▶ [Exercise]: Look through the data below and say how many of its lines contain "text", adding nothing else.

▶ [Records supplied]:

## BEGIN

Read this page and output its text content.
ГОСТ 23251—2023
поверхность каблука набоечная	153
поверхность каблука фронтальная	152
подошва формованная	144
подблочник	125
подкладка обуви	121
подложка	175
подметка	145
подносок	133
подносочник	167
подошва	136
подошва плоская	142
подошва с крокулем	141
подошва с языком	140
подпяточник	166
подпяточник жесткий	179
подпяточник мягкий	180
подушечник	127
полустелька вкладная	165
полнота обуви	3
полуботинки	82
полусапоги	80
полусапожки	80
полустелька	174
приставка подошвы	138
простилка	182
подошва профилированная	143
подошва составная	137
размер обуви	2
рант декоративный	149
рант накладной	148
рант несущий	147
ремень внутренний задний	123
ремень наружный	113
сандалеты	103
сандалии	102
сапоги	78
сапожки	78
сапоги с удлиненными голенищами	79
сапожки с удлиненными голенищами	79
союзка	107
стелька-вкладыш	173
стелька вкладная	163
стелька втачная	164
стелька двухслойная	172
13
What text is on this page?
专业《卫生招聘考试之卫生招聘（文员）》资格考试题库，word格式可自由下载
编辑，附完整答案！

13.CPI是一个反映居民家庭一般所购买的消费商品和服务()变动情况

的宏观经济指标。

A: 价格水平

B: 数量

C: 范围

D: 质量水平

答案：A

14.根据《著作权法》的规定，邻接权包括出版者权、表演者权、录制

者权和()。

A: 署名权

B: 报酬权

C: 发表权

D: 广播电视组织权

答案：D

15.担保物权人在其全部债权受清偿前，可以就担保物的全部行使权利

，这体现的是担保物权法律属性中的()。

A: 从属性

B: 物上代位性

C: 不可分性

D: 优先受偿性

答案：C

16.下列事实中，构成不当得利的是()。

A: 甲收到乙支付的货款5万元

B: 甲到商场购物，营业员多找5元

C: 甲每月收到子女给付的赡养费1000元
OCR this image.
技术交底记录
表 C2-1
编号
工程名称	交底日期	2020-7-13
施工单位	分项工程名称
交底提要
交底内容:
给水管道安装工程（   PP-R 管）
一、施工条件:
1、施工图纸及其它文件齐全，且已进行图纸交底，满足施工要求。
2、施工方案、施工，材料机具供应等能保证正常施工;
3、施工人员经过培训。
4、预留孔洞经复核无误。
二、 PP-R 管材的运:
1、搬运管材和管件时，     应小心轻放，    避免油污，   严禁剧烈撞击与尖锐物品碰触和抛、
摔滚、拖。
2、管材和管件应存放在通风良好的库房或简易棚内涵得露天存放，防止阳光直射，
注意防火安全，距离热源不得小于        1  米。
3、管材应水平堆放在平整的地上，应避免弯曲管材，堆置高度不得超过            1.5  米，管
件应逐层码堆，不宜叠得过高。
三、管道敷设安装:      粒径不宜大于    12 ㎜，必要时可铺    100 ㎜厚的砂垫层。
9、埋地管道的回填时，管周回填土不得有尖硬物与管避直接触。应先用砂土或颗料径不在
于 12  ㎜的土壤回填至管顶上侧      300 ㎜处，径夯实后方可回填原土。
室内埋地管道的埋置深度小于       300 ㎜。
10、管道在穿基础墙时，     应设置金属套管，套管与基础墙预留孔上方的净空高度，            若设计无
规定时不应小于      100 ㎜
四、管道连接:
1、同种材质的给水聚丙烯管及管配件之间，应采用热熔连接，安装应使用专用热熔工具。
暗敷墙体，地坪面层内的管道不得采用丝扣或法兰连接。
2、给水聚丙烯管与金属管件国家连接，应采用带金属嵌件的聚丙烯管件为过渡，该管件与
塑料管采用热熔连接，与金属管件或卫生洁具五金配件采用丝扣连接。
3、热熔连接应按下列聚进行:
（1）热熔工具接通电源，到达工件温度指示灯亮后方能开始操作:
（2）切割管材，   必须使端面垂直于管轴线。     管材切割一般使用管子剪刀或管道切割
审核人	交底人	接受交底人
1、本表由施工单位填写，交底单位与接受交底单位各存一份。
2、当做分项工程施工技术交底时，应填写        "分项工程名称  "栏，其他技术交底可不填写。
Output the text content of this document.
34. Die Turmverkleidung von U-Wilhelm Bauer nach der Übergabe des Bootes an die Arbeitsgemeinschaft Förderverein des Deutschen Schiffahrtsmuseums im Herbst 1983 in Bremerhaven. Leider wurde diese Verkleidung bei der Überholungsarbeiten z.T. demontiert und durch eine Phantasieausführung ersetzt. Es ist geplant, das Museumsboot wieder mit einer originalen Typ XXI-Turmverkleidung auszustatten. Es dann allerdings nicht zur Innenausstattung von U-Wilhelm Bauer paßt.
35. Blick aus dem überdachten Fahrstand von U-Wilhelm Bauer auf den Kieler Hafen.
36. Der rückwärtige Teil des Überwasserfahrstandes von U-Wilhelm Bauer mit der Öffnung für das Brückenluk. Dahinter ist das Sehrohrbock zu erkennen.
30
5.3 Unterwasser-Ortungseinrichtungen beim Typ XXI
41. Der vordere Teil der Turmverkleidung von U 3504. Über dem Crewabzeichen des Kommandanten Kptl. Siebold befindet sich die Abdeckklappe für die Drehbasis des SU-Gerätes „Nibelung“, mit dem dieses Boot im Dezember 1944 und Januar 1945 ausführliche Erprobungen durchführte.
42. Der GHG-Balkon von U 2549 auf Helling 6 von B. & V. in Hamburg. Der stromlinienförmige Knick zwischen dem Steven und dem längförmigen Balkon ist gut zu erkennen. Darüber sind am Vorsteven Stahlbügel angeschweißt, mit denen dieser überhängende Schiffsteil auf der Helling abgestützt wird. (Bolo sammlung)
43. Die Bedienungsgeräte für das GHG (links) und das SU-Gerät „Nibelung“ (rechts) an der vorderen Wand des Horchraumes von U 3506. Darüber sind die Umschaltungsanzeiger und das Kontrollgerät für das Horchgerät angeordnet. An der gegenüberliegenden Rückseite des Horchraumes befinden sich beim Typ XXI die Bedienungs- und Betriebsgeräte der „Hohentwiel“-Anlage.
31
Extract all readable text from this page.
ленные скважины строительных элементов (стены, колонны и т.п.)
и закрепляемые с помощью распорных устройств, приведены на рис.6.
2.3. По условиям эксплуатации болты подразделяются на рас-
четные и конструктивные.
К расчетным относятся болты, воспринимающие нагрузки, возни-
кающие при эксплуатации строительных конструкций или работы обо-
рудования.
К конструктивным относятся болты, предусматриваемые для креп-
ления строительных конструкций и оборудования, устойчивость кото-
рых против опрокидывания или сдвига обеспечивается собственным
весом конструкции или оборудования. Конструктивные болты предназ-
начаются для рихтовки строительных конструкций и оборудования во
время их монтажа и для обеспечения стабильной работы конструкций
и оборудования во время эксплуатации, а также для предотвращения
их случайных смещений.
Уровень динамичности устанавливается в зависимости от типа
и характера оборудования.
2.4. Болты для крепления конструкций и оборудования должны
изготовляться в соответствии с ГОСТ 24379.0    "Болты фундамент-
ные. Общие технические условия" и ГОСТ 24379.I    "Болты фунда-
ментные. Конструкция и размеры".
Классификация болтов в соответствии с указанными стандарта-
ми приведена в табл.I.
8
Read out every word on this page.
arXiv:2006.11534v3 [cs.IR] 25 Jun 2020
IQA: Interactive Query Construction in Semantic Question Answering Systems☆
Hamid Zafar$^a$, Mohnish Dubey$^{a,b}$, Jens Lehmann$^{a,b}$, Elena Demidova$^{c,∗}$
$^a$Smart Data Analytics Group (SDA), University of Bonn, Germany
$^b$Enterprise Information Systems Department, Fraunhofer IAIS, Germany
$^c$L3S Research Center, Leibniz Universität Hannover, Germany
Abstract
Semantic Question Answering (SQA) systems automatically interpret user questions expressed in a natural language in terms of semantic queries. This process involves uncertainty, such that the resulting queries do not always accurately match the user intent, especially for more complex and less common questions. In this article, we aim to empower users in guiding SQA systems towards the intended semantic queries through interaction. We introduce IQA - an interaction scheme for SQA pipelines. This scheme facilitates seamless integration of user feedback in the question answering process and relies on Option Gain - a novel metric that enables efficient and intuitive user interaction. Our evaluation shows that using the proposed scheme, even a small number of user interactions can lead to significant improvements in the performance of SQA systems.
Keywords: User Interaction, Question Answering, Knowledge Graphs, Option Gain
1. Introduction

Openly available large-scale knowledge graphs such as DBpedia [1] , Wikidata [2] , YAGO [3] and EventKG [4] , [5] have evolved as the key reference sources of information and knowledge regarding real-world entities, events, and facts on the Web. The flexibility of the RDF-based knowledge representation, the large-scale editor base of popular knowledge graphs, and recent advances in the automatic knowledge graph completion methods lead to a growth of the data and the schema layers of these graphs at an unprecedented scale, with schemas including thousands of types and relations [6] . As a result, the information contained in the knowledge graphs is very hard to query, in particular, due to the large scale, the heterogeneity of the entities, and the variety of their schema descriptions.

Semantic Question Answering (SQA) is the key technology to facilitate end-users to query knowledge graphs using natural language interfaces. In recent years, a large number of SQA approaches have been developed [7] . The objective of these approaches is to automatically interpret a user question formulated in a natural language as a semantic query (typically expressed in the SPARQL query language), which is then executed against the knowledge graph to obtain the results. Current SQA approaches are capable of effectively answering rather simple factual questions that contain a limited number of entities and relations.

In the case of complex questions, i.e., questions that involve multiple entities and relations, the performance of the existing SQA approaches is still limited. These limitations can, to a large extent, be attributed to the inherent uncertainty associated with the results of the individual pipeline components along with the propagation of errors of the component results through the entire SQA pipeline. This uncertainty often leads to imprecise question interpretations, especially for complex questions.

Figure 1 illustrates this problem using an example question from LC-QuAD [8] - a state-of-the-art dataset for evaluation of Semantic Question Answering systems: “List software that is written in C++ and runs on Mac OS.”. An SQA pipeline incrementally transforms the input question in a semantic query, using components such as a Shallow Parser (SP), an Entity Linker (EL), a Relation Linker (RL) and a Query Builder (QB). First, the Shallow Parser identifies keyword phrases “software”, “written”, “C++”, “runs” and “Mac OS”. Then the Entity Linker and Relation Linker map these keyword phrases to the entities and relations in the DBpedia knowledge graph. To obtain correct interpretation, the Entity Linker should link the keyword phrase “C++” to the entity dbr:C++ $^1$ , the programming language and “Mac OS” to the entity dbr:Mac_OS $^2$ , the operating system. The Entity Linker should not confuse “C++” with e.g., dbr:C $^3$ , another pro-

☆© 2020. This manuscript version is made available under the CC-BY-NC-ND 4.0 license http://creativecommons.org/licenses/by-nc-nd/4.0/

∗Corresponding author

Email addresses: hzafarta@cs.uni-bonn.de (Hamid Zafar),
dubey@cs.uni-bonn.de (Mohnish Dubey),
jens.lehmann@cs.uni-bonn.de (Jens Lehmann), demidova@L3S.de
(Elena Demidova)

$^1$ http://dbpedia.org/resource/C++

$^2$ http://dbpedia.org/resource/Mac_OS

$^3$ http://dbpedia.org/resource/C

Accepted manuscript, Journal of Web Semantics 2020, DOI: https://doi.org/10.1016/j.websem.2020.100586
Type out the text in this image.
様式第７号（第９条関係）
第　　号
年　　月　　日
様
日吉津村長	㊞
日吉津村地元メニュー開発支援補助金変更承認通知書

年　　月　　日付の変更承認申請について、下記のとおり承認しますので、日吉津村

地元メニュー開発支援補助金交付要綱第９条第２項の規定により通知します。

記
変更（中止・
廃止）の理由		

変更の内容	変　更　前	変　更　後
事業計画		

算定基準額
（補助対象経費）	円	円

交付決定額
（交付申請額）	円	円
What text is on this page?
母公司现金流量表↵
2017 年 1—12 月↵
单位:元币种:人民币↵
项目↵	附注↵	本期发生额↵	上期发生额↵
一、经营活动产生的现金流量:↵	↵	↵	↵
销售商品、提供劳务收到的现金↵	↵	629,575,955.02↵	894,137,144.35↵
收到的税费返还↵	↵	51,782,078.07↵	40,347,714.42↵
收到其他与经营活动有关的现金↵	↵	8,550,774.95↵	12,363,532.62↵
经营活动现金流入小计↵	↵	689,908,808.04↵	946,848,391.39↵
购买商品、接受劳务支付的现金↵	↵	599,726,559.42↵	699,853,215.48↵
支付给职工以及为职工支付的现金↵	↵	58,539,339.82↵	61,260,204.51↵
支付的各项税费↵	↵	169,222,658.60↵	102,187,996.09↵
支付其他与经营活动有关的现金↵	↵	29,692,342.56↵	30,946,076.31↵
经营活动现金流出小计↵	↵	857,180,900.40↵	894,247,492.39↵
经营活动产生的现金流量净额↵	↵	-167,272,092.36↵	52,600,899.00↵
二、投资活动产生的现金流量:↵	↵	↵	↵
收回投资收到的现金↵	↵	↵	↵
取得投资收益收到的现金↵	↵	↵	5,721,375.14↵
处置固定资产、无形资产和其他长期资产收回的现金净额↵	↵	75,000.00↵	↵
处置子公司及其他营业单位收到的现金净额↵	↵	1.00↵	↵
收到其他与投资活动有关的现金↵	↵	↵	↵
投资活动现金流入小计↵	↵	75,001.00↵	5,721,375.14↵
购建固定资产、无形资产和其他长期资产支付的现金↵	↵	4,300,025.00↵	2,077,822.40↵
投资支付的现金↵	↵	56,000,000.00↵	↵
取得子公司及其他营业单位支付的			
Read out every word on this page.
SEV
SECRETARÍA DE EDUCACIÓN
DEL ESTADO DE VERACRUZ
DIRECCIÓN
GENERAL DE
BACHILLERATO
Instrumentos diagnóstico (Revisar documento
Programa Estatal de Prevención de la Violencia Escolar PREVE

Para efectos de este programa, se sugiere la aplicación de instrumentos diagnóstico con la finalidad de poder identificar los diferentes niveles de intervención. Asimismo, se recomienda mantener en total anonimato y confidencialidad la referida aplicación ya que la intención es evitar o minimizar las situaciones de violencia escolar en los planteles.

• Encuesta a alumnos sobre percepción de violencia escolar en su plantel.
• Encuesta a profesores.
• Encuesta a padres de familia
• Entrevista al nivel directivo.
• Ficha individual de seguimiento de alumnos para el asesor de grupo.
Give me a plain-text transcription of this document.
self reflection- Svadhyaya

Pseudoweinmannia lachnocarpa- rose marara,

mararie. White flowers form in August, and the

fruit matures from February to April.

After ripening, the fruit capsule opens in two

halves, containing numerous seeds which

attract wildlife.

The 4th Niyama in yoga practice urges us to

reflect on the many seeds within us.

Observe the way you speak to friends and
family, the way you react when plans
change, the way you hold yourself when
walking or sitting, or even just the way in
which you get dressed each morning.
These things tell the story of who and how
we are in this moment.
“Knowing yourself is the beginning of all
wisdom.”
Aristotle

## END

▶ [Response to this task]: 7